The exercise: Return the listing below word for word.

[Extracted records]
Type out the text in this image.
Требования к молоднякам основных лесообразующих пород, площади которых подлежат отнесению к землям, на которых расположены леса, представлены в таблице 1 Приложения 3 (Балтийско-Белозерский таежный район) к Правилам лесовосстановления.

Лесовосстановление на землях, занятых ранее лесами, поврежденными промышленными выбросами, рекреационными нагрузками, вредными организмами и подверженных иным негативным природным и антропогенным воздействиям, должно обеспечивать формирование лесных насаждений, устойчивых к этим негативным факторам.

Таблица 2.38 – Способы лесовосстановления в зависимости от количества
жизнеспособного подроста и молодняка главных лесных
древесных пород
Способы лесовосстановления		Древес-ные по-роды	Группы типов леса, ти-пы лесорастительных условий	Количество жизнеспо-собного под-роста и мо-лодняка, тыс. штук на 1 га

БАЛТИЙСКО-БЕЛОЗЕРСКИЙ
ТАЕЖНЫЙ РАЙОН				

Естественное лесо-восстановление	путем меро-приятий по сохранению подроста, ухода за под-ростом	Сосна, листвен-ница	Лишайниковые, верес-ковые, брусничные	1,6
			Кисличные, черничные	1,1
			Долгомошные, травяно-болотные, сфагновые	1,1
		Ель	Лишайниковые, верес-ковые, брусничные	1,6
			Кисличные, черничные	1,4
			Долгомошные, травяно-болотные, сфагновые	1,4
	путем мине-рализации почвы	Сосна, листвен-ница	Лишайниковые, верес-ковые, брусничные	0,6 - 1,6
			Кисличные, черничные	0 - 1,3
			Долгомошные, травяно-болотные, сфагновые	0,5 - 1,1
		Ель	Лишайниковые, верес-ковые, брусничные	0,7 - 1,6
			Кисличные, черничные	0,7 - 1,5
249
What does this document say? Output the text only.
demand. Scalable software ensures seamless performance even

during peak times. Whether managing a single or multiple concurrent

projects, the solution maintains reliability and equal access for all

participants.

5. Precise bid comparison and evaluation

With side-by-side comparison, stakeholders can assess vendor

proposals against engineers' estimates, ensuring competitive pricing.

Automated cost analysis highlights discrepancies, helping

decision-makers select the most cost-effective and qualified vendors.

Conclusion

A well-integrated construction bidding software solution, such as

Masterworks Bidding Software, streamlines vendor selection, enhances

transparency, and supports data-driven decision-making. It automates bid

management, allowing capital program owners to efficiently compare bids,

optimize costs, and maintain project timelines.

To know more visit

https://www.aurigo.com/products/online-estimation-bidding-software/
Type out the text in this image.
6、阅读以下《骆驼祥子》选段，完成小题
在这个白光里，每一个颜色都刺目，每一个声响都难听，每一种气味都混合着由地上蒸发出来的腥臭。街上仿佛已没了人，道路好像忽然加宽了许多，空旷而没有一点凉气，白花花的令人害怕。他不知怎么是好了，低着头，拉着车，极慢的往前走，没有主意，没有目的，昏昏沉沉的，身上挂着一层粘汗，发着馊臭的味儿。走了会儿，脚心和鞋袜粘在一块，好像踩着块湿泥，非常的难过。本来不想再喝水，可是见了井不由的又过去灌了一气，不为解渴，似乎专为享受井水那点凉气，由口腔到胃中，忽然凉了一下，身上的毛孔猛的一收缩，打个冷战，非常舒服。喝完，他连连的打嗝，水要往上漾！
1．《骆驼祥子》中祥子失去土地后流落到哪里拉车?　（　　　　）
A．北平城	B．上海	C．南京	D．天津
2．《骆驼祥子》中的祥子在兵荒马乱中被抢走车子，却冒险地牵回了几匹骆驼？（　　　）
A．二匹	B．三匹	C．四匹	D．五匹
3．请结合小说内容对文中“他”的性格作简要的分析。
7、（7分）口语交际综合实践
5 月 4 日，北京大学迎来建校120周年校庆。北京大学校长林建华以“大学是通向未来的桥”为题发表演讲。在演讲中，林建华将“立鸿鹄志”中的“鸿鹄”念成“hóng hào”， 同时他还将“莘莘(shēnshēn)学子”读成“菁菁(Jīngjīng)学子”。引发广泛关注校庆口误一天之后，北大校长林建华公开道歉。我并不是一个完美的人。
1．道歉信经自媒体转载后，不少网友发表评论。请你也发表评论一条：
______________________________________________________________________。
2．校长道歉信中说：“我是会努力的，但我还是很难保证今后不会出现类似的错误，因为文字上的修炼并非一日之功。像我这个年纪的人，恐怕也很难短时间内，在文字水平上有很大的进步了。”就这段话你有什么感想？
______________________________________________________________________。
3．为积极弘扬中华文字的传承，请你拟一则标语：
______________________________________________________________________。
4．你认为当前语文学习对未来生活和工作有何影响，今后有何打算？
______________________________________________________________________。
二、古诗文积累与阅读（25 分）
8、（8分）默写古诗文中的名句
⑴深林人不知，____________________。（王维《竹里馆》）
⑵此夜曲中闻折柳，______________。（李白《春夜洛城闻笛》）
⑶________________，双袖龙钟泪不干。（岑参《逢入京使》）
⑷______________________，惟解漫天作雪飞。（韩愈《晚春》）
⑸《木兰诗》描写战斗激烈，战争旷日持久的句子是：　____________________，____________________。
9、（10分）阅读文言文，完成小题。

In response:
Type out the text in this image.
Требования к молоднякам основных лесообразующих пород, площади которых подлежат отнесению к землям, на которых расположены леса, представлены в таблице 1 Приложения 3 (Балтийско-Белозерский таежный район) к Правилам лесовосстановления.

Лесовосстановление на землях, занятых ранее лесами, поврежденными промышленными выбросами, рекреационными нагрузками, вредными организмами и подверженных иным негативным природным и антропогенным воздействиям, должно обеспечивать формирование лесных насаждений, устойчивых к этим негативным факторам.

Таблица 2.38 – Способы лесовосстановления в зависимости от количества
жизнеспособного подроста и молодняка главных лесных
древесных пород
Способы лесовосстановления		Древес-ные по-роды	Группы типов леса, ти-пы лесорастительных условий	Количество жизнеспо-собного под-роста и мо-лодняка, тыс. штук на 1 га

БАЛТИЙСКО-БЕЛОЗЕРСКИЙ
ТАЕЖНЫЙ РАЙОН				

Естественное лесо-восстановление	путем меро-приятий по сохранению подроста, ухода за под-ростом	Сосна, листвен-ница	Лишайниковые, верес-ковые, брусничные	1,6
			Кисличные, черничные	1,1
			Долгомошные, травяно-болотные, сфагновые	1,1
		Ель	Лишайниковые, верес-ковые, брусничные	1,6
			Кисличные, черничные	1,4
			Долгомошные, травяно-болотные, сфагновые	1,4
	путем мине-рализации почвы	Сосна, листвен-ница	Лишайниковые, верес-ковые, брусничные	0,6 - 1,6
			Кисличные, черничные	0 - 1,3
			Долгомошные, травяно-болотные, сфагновые	0,5 - 1,1
		Ель	Лишайниковые, верес-ковые, брусничные	0,7 - 1,6
			Кисличные, черничные	0,7 - 1,5
249
What does this document say? Output the text only.
demand. Scalable software ensures seamless performance even

during peak times. Whether managing a single or multiple concurrent

projects, the solution maintains reliability and equal access for all

participants.

5. Precise bid comparison and evaluation

With side-by-side comparison, stakeholders can assess vendor

proposals against engineers' estimates, ensuring competitive pricing.

Automated cost analysis highlights discrepancies, helping

decision-makers select the most cost-effective and qualified vendors.

Conclusion

A well-integrated construction bidding software solution, such as

Masterworks Bidding Software, streamlines vendor selection, enhances

transparency, and supports data-driven decision-making. It automates bid

management, allowing capital program owners to efficiently compare bids,

optimize costs, and maintain project timelines.

To know more visit

https://www.aurigo.com/products/online-estimation-bidding-software/
Type out the text in this image.
6、阅读以下《骆驼祥子》选段，完成小题
在这个白光里，每一个颜色都刺目，每一个声响都难听，每一种气味都混合着由地上蒸发出来的腥臭。街上仿佛已没了人，道路好像忽然加宽了许多，空旷而没有一点凉气，白花花的令人害怕。他不知怎么是好了，低着头，拉着车，极慢的往前走，没有主意，没有目的，昏昏沉沉的，身上挂着一层粘汗，发着馊臭的味儿。走了会儿，脚心和鞋袜粘在一块，好像踩着块湿泥，非常的难过。本来不想再喝水，可是见了井不由的又过去灌了一气，不为解渴，似乎专为享受井水那点凉气，由口腔到胃中，忽然凉了一下，身上的毛孔猛的一收缩，打个冷战，非常舒服。喝完，他连连的打嗝，水要往上漾！
1．《骆驼祥子》中祥子失去土地后流落到哪里拉车?　（　　　　）
A．北平城	B．上海	C．南京	D．天津
2．《骆驼祥子》中的祥子在兵荒马乱中被抢走车子，却冒险地牵回了几匹骆驼？（　　　）
A．二匹	B．三匹	C．四匹	D．五匹
3．请结合小说内容对文中“他”的性格作简要的分析。
7、（7分）口语交际综合实践
5 月 4 日，北京大学迎来建校120周年校庆。北京大学校长林建华以“大学是通向未来的桥”为题发表演讲。在演讲中，林建华将“立鸿鹄志”中的“鸿鹄”念成“hóng hào”， 同时他还将“莘莘(shēnshēn)学子”读成“菁菁(Jīngjīng)学子”。引发广泛关注校庆口误一天之后，北大校长林建华公开道歉。我并不是一个完美的人。
1．道歉信经自媒体转载后，不少网友发表评论。请你也发表评论一条：
______________________________________________________________________。
2．校长道歉信中说：“我是会努力的，但我还是很难保证今后不会出现类似的错误，因为文字上的修炼并非一日之功。像我这个年纪的人，恐怕也很难短时间内，在文字水平上有很大的进步了。”就这段话你有什么感想？
______________________________________________________________________。
3．为积极弘扬中华文字的传承，请你拟一则标语：
______________________________________________________________________。
4．你认为当前语文学习对未来生活和工作有何影响，今后有何打算？
______________________________________________________________________。
二、古诗文积累与阅读（25 分）
8、（8分）默写古诗文中的名句
⑴深林人不知，____________________。（王维《竹里馆》）
⑵此夜曲中闻折柳，______________。（李白《春夜洛城闻笛》）
⑶________________，双袖龙钟泪不干。（岑参《逢入京使》）
⑷______________________，惟解漫天作雪飞。（韩愈《晚春》）
⑸《木兰诗》描写战斗激烈，战争旷日持久的句子是：　____________________，____________________。
9、（10分）阅读文言文，完成小题。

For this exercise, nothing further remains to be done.